| Task |
Copy the records below line for line, leaving every character unchanged.

| Source data |
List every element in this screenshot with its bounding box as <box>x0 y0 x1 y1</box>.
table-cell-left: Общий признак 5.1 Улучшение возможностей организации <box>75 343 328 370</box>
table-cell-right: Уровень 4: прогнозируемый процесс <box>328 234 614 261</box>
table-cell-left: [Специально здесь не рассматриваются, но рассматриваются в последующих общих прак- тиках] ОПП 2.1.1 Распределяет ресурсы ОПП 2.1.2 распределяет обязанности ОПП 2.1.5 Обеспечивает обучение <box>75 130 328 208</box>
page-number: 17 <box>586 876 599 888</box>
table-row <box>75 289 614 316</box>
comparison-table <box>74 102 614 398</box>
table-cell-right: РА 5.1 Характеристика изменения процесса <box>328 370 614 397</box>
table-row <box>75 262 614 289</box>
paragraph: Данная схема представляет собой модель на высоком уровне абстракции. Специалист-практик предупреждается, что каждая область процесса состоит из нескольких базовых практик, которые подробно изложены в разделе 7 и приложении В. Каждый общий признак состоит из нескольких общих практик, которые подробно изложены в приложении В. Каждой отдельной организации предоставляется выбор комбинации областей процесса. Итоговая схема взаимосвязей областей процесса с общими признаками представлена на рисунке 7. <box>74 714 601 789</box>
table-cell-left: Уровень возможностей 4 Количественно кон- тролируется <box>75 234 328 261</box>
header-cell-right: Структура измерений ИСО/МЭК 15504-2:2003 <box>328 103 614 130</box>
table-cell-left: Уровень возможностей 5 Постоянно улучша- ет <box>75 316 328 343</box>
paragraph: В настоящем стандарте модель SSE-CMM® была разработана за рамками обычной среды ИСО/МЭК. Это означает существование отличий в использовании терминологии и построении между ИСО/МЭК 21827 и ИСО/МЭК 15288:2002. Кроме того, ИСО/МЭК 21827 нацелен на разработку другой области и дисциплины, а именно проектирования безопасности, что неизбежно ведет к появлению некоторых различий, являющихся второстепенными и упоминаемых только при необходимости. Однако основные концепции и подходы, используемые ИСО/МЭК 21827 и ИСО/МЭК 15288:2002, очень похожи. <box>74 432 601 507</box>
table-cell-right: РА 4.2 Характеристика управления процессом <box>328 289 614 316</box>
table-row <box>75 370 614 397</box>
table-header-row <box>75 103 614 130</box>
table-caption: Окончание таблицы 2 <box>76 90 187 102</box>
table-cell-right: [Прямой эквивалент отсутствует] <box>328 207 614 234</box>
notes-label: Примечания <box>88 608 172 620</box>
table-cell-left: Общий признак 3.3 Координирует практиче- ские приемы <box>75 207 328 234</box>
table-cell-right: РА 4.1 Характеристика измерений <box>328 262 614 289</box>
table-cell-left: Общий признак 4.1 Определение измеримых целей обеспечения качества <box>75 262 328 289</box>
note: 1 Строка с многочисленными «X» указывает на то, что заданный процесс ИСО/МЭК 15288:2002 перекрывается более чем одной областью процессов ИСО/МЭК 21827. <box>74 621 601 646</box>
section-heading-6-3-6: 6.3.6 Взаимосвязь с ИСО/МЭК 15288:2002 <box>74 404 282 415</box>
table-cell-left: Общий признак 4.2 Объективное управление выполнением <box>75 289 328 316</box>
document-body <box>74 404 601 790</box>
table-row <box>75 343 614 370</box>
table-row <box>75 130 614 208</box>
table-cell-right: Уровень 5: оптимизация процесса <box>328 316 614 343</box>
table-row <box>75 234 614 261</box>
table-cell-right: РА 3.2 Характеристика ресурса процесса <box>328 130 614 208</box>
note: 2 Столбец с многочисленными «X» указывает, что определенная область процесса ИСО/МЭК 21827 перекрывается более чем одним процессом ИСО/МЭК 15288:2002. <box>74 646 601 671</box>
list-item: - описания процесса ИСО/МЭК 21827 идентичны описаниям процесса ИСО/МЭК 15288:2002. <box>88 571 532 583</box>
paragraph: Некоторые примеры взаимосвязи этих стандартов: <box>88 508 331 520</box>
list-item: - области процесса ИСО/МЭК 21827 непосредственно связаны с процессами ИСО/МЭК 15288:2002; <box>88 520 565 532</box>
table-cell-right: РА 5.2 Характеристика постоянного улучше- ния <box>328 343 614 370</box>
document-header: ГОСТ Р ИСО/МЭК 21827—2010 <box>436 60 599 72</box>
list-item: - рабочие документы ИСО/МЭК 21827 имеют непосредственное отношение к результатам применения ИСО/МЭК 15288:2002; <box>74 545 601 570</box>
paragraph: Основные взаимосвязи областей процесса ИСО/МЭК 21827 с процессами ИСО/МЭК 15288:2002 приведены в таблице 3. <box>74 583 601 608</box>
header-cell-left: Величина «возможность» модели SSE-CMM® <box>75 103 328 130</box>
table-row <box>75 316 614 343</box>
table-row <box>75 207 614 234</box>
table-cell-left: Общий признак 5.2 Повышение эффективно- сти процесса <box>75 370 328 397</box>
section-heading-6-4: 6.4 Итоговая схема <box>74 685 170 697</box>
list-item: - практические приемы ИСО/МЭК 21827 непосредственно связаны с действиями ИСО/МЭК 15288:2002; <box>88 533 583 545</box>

| Result of the task |
List every element in this screenshot with its bounding box as <box>x0 y0 x1 y1</box>.
table-cell-left: Общий признак 5.1 Улучшение возможностей организации <box>75 343 328 370</box>
table-cell-right: Уровень 4: прогнозируемый процесс <box>328 234 614 261</box>
table-cell-left: [Специально здесь не рассматриваются, но рассматриваются в последующих общих прак- тиках] ОПП 2.1.1 Распределяет ресурсы ОПП 2.1.2 распределяет обязанности ОПП 2.1.5 Обеспечивает обучение <box>75 130 328 208</box>
page-number: 17 <box>586 876 599 888</box>
table-row <box>75 289 614 316</box>
comparison-table <box>74 102 614 398</box>
table-cell-right: РА 5.1 Характеристика изменения процесса <box>328 370 614 397</box>
table-row <box>75 262 614 289</box>
paragraph: Данная схема представляет собой модель на высоком уровне абстракции. Специалист-практик предупреждается, что каждая область процесса состоит из нескольких базовых практик, которые подробно изложены в разделе 7 и приложении В. Каждый общий признак состоит из нескольких общих практик, которые подробно изложены в приложении В. Каждой отдельной организации предоставляется выбор комбинации областей процесса. Итоговая схема взаимосвязей областей процесса с общими признаками представлена на рисунке 7. <box>74 714 601 789</box>
table-cell-left: Уровень возможностей 4 Количественно кон- тролируется <box>75 234 328 261</box>
header-cell-right: Структура измерений ИСО/МЭК 15504-2:2003 <box>328 103 614 130</box>
table-cell-left: Уровень возможностей 5 Постоянно улучша- ет <box>75 316 328 343</box>
paragraph: В настоящем стандарте модель SSE-CMM® была разработана за рамками обычной среды ИСО/МЭК. Это означает существование отличий в использовании терминологии и построении между ИСО/МЭК 21827 и ИСО/МЭК 15288:2002. Кроме того, ИСО/МЭК 21827 нацелен на разработку другой области и дисциплины, а именно проектирования безопасности, что неизбежно ведет к появлению некоторых различий, являющихся второстепенными и упоминаемых только при необходимости. Однако основные концепции и подходы, используемые ИСО/МЭК 21827 и ИСО/МЭК 15288:2002, очень похожи. <box>74 432 601 507</box>
table-cell-right: РА 4.2 Характеристика управления процессом <box>328 289 614 316</box>
table-row <box>75 370 614 397</box>
table-header-row <box>75 103 614 130</box>
table-caption: Окончание таблицы 2 <box>76 90 187 102</box>
table-cell-right: [Прямой эквивалент отсутствует] <box>328 207 614 234</box>
notes-label: Примечания <box>88 608 172 620</box>
table-cell-left: Общий признак 3.3 Координирует практиче- ские приемы <box>75 207 328 234</box>
table-cell-right: РА 4.1 Характеристика измерений <box>328 262 614 289</box>
table-cell-left: Общий признак 4.1 Определение измеримых целей обеспечения качества <box>75 262 328 289</box>
note: 1 Строка с многочисленными «X» указывает на то, что заданный процесс ИСО/МЭК 15288:2002 перекрывается более чем одной областью процессов ИСО/МЭК 21827. <box>74 621 601 646</box>
section-heading-6-3-6: 6.3.6 Взаимосвязь с ИСО/МЭК 15288:2002 <box>74 404 282 415</box>
table-cell-left: Общий признак 4.2 Объективное управление выполнением <box>75 289 328 316</box>
document-body <box>74 404 601 790</box>
table-row <box>75 343 614 370</box>
table-row <box>75 130 614 208</box>
table-cell-right: Уровень 5: оптимизация процесса <box>328 316 614 343</box>
table-row <box>75 234 614 261</box>
table-cell-right: РА 3.2 Характеристика ресурса процесса <box>328 130 614 208</box>
note: 2 Столбец с многочисленными «X» указывает, что определенная область процесса ИСО/МЭК 21827 перекрывается более чем одним процессом ИСО/МЭК 15288:2002. <box>74 646 601 671</box>
list-item: - описания процесса ИСО/МЭК 21827 идентичны описаниям процесса ИСО/МЭК 15288:2002. <box>88 571 532 583</box>
paragraph: Некоторые примеры взаимосвязи этих стандартов: <box>88 508 331 520</box>
list-item: - области процесса ИСО/МЭК 21827 непосредственно связаны с процессами ИСО/МЭК 15288:2002; <box>88 520 565 532</box>
table-cell-right: РА 5.2 Характеристика постоянного улучше- ния <box>328 343 614 370</box>
document-header: ГОСТ Р ИСО/МЭК 21827—2010 <box>436 60 599 72</box>
list-item: - рабочие документы ИСО/МЭК 21827 имеют непосредственное отношение к результатам применения ИСО/МЭК 15288:2002; <box>74 545 601 570</box>
paragraph: Основные взаимосвязи областей процесса ИСО/МЭК 21827 с процессами ИСО/МЭК 15288:2002 приведены в таблице 3. <box>74 583 601 608</box>
header-cell-left: Величина «возможность» модели SSE-CMM® <box>75 103 328 130</box>
table-row <box>75 316 614 343</box>
table-row <box>75 207 614 234</box>
table-cell-left: Общий признак 5.2 Повышение эффективно- сти процесса <box>75 370 328 397</box>
section-heading-6-4: 6.4 Итоговая схема <box>74 685 170 697</box>
list-item: - практические приемы ИСО/МЭК 21827 непосредственно связаны с действиями ИСО/МЭК 15288:2002; <box>88 533 583 545</box>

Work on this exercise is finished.